Records from a data source
= = =

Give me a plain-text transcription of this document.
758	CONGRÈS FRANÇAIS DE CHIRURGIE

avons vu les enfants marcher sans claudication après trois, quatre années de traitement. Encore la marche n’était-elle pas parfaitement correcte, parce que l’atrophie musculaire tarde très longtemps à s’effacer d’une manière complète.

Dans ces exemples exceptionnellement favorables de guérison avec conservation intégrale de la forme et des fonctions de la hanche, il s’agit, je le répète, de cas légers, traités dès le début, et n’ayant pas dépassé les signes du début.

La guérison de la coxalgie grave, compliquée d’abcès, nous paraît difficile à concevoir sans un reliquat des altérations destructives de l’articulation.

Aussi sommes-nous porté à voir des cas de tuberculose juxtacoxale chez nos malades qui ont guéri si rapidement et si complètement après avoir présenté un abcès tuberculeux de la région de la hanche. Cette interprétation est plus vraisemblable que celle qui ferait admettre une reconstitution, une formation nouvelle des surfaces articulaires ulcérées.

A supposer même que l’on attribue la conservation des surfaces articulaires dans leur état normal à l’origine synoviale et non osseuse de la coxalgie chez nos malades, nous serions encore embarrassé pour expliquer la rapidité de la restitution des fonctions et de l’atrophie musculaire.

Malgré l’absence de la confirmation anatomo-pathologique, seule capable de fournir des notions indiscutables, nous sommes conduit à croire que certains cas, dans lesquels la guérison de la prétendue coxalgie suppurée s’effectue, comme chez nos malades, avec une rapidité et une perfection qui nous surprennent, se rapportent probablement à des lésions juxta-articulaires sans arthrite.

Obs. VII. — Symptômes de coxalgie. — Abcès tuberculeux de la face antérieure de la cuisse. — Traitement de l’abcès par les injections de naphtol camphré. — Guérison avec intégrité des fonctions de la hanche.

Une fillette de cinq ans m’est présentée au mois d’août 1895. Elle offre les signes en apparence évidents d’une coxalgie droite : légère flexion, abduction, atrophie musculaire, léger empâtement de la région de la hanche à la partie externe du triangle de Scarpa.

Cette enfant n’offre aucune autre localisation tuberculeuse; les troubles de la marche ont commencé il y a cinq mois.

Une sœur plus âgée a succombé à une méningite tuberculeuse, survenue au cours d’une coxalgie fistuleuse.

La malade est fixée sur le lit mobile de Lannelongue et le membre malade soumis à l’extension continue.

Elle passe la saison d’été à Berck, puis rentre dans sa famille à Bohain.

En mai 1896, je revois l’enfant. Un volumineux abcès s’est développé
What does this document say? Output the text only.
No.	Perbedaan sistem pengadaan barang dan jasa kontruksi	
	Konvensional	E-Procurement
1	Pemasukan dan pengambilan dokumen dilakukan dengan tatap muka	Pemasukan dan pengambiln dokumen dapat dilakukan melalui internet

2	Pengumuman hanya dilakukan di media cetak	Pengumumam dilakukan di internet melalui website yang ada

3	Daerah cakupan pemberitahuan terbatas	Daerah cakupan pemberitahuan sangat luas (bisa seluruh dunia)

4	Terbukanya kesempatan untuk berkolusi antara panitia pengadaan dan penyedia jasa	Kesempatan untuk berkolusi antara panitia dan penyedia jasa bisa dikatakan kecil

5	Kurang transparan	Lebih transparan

= = =

_TASK STATEMENT_
Copy each line of the listing that includes "melalui".

_TASK OUTPUT_
1	Pemasukan dan pengambilan dokumen dilakukan dengan tatap muka	Pemasukan dan pengambiln dokumen dapat dilakukan melalui internet
2	Pengumuman hanya dilakukan di media cetak	Pengumumam dilakukan di internet melalui website yang ada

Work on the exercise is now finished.